== TASKS ==
a) Answer each question from the MRSA abstract, one answer per line, marked (i), (ii), (iii):
(i) How many MRSA isolates were sequenced, and from how many countries?
(ii) In which two Chilean cities did the separate Chilean clades originate?
(iii) What share of Concepción isolates carried the mercury resistance gene cluster?
b) Summarize the MRSA abstract in two sentences.
c) Please condense the paragraph of the MRSA abstract that begins "Background The MRSA Chilean-Cordobes" into a shorter bulleted list that keeps its main facts.

== SELECTED PASSAGE ==
▼▼▼

556. Phylogenomic Epidemiology of Methicillin-Resistant Staphylococcus aureus (MRSA) Chilean-Cordobes Clone in Latin America

Background The MRSA Chilean-Cordobes (ChC) clone belongs to the clonal complex 5 (CC5) and typically carries SCCmec I. The ChC clone predominated widely throughout several countries of Latin America (LA), but during the mid-2000s a CA-MRSA CC8 LA variant (USA300-LV) quickly replaced the ChC in Colombia and Ecuador. Most notably, this replacement was not observed in Peru or Chile. Here, we aimed to understand the phylogenomic relatedness of the CC5 ChC clone obtained from different countries of LA. Methods We sequenced and analyzed the genomes of 115 MRSA isolates obtained between 2011–2014 from bloodstream infections in 6 LA countries (Argentina, Brazil, Colombia, Chile, Peru, and Venezuela). All isolates were confirmed as ChC clone by pulsed-field gel electrophoresis (PFGE). We used core genome-based phylogenomic reconstructions and molecular clock analysis to infer the relationships and time of divergence between clades. Results Whole-genome-based multilocus sequence typing determined that 110/115 isolates belonged to ST5 and carried SCCmec I. The phylogenomic reconstruction showed ChC isolates clustered into 4 major clades distinctly segregated by country of origin (Figure 1). Interestingly, isolates recovered from Chile divided into 2 different clades that segregate according to the city of origin (Santiago [SCL] or Concepción [CON]), suggesting these clades evolved independently. Molecular clock analyses suggested all clades share a common ancestor with the divergence of the Chilean clades occurring earlier (Figure 2). Of note, analysis of heavy metal genes suggested the divergence between Chilean isolates was characterized by the loss of a mercury resistance gene cluster, which is present in an 88% of CON isolates, but only in 28% of SCL (Figure 2). Conclusion MRSA isolates belonging to the ChC clone from 6 LA countries clustered in 4 clades according to the geographical region of isolation. This segregation suggests divergent adaptations that may respond to different selective pressures. Heavy metal resistance could play a role in the ability of the MRSA ChC to disseminate in specific geographical locations. Disclosures All authors: No reported disclosures.

▲▲▲

== INFORMATION GIVEN ==
▼▼▼

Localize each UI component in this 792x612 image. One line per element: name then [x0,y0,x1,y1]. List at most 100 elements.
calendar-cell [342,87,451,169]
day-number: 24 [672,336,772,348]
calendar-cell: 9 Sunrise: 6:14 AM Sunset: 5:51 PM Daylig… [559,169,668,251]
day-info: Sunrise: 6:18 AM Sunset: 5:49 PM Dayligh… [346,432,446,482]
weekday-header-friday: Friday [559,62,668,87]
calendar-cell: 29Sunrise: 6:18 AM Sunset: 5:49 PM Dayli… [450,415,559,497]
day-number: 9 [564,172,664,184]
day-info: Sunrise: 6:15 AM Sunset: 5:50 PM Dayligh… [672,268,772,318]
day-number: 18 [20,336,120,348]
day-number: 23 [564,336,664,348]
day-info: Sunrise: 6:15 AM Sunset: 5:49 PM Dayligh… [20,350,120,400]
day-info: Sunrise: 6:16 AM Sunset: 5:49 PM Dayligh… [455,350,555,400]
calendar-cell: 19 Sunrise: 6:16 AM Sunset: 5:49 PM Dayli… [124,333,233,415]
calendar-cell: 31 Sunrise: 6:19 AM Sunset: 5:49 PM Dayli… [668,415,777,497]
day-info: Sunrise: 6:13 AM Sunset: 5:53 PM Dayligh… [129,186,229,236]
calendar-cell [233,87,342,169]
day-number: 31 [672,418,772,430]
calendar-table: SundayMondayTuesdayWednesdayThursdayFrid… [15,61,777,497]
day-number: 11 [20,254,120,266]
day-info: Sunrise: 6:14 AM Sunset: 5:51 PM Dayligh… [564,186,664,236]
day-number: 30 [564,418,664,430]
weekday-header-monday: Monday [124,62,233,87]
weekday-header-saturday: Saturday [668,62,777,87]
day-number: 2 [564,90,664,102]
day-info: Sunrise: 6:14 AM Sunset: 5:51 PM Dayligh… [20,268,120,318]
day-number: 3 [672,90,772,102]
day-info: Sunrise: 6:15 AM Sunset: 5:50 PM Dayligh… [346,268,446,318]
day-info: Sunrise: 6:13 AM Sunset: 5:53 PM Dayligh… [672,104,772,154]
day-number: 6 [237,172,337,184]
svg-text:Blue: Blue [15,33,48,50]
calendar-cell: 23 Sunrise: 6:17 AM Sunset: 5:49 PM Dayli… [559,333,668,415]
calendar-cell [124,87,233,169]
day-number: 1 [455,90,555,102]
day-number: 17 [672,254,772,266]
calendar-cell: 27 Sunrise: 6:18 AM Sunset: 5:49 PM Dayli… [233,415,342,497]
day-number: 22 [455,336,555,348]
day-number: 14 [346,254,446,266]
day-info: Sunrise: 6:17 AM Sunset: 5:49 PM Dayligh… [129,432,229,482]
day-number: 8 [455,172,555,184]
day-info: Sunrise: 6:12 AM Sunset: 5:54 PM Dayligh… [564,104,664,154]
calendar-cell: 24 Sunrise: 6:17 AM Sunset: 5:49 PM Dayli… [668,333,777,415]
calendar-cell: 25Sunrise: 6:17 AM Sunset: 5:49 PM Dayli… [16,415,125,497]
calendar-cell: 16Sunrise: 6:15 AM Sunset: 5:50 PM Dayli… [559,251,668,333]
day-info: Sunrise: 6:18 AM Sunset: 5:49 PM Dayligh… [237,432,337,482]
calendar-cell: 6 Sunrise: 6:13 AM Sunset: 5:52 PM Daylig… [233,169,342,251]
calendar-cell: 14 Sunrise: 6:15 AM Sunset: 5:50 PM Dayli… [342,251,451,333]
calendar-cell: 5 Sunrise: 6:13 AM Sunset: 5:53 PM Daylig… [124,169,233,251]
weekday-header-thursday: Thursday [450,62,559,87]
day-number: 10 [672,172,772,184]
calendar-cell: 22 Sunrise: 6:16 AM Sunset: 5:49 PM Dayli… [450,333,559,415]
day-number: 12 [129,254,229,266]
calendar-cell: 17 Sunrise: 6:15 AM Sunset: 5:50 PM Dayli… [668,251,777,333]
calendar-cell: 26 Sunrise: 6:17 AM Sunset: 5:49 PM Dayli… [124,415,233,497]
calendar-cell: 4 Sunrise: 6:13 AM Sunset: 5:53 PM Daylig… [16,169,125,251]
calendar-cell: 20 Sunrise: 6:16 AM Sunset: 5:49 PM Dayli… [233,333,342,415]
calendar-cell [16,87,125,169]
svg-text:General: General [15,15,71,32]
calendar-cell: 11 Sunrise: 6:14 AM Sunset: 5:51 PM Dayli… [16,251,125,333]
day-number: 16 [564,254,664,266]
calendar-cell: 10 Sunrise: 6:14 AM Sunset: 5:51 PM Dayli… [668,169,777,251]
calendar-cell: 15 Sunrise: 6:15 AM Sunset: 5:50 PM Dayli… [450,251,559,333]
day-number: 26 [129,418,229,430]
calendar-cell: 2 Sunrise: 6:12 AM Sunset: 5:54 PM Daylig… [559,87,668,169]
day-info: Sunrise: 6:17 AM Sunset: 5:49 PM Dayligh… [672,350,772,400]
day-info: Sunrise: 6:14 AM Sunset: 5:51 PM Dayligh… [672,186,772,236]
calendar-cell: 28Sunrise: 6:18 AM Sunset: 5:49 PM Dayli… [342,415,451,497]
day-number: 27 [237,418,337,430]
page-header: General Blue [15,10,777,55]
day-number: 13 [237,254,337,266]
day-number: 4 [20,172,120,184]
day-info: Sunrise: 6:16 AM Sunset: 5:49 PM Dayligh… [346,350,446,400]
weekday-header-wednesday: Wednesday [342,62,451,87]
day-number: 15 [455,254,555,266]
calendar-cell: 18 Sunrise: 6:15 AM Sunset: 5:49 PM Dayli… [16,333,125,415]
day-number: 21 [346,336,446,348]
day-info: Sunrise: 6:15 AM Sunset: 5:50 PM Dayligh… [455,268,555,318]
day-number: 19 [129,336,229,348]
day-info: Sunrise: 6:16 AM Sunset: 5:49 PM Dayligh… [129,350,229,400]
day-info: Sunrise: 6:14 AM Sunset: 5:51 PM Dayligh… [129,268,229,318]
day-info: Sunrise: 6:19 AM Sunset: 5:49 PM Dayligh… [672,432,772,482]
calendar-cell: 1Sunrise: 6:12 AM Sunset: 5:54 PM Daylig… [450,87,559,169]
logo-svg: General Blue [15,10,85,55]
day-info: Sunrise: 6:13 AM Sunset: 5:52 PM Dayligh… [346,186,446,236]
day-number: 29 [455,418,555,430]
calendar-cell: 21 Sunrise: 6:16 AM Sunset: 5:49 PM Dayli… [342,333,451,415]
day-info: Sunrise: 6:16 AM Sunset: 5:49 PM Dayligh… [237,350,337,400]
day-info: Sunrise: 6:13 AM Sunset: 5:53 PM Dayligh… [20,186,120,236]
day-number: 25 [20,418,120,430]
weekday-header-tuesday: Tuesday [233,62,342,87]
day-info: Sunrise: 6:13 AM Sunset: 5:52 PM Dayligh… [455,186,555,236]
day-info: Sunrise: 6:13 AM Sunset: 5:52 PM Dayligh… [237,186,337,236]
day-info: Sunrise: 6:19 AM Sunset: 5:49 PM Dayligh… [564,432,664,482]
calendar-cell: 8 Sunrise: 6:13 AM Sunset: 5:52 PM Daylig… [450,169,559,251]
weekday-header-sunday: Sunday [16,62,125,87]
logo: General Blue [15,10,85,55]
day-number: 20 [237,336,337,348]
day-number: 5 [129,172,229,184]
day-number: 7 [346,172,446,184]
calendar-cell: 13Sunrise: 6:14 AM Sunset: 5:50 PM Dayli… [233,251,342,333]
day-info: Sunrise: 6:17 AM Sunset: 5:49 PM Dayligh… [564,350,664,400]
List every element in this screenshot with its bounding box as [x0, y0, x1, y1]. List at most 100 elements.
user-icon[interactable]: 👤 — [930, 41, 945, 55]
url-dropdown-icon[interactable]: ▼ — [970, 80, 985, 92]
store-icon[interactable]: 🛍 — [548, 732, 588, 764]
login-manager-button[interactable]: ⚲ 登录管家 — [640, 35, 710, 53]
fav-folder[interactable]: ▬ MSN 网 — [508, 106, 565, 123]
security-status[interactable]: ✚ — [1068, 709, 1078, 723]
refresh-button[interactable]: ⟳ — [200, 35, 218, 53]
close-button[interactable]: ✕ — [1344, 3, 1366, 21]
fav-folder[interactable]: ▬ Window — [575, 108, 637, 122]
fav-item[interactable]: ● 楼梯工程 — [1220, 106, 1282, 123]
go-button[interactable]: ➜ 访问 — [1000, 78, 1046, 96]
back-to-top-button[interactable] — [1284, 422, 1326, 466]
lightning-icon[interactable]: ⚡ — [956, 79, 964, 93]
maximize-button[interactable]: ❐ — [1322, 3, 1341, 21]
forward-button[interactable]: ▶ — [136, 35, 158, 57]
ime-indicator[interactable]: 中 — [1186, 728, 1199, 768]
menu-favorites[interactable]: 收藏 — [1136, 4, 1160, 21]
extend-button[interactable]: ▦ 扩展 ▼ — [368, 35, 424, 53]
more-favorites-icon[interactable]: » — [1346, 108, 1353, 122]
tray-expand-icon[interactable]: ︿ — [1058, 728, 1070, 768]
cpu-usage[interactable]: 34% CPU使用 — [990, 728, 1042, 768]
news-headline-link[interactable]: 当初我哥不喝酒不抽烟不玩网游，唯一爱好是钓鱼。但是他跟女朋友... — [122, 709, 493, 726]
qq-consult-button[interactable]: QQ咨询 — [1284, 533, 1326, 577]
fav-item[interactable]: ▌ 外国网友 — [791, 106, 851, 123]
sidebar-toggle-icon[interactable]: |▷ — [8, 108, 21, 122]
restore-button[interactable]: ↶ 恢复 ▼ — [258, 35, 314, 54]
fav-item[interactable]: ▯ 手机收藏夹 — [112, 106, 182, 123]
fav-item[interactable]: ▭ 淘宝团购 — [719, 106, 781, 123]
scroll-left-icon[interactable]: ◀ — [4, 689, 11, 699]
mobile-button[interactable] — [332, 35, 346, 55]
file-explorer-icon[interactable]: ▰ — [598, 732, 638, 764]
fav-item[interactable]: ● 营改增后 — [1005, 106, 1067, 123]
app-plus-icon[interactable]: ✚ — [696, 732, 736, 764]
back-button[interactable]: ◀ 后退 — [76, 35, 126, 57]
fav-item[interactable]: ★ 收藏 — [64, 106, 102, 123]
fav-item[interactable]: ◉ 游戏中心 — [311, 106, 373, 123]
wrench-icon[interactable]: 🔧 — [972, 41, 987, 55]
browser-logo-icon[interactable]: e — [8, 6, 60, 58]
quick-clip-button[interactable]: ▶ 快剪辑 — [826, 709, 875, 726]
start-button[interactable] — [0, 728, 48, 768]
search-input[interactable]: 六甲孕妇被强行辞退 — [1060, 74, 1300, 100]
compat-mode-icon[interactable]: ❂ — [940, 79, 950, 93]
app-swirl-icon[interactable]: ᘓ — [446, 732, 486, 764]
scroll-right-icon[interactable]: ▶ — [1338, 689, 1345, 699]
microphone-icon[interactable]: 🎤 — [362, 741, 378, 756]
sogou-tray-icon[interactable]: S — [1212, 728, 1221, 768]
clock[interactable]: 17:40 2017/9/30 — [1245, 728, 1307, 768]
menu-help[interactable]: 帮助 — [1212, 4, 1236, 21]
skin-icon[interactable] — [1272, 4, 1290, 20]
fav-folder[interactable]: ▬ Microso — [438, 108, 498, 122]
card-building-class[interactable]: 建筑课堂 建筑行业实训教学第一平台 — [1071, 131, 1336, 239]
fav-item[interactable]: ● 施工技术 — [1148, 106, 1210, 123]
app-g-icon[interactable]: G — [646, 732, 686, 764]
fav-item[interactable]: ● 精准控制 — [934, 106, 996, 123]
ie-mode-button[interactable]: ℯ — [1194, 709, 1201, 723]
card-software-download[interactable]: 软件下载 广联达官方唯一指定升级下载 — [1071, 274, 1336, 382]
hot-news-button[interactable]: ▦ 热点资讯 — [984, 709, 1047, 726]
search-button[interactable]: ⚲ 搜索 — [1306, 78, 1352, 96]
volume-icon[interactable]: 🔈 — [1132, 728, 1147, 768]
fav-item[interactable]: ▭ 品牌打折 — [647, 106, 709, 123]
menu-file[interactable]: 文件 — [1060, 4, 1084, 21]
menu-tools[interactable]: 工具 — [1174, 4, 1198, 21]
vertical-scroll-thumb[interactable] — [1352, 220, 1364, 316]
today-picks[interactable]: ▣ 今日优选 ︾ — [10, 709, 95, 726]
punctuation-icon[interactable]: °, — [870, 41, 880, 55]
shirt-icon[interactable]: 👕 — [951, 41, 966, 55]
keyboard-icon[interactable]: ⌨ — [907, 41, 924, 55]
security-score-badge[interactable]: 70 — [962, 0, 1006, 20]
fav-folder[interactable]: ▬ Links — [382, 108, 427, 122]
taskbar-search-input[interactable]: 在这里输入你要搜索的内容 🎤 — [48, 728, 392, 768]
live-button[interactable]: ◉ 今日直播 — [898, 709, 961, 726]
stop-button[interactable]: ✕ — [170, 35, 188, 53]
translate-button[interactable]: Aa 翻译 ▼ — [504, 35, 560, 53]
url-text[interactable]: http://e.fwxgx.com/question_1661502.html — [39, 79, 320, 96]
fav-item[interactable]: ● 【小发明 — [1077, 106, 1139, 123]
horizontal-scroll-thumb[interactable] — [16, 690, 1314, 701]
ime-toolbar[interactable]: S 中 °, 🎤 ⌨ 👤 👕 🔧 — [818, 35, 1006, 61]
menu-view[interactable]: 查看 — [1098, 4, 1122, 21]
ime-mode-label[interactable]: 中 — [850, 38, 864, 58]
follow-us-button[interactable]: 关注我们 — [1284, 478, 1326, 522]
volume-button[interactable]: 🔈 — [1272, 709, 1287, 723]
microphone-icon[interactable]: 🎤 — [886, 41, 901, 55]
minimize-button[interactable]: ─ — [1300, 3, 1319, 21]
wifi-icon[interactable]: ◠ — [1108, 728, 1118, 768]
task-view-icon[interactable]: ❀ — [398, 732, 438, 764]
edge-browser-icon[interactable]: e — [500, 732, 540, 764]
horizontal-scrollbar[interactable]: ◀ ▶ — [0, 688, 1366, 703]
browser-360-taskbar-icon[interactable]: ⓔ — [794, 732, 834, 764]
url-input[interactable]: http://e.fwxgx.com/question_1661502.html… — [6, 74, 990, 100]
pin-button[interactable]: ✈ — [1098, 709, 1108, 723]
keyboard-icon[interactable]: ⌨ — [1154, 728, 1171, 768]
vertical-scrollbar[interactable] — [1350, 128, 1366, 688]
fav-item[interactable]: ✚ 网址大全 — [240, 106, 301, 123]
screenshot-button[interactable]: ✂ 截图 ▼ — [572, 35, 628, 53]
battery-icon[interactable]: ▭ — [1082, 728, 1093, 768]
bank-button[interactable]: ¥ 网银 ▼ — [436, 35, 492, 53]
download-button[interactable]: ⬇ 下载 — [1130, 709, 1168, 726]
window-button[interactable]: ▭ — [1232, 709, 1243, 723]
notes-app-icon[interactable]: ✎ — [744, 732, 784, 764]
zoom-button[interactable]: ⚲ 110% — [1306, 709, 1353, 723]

▲▲▲

== SOLUTIONS BY TASK ==
a)
(i) 115 isolates from 6 Latin American countries.
(ii) Santiago and Concepción.
(iii) 88%.

b) Researchers sequenced the genomes of 115 MRSA isolates of the Chilean-Cordobes clone, collected from bloodstream infections in 6 Latin American countries between 2011 and 2014, and analyzed them with core genome phylogenomics and molecular clock methods. The isolates grouped into 4 major clades by country of origin, with Chilean isolates split by city, and the authors suggest that heavy metal resistance may help the clone spread in particular regions.

c)
- Background: The Chilean-Cordobes (ChC) clone belongs to CC5, typically carries SCCmec I, and once predominated across Latin America. In the mid-2000s it was replaced by USA300-LV in Colombia and Ecuador, but not in Peru or Chile.
- Methods: The genomes of 115 MRSA bloodstream isolates from 2011–2014 were sequenced. They came from Argentina, Brazil, Colombia, Chile, Peru, and Venezuela, and all were confirmed as ChC by PFGE. Core genome phylogenomics and molecular clock analysis were applied.
- Results: 110 of 115 isolates were ST5 with SCCmec I. They formed 4 major clades by country. Chilean isolates split into Santiago and Concepción clades, which diverged earliest from a shared ancestor. A mercury resistance gene cluster was present in 88% of Concepción isolates but only 28% of Santiago isolates.
- Conclusion: Clustering by region suggests divergent adaptations to different selective pressures. Heavy metal resistance may aid the clone's spread in specific locations.
- Disclosures: None reported.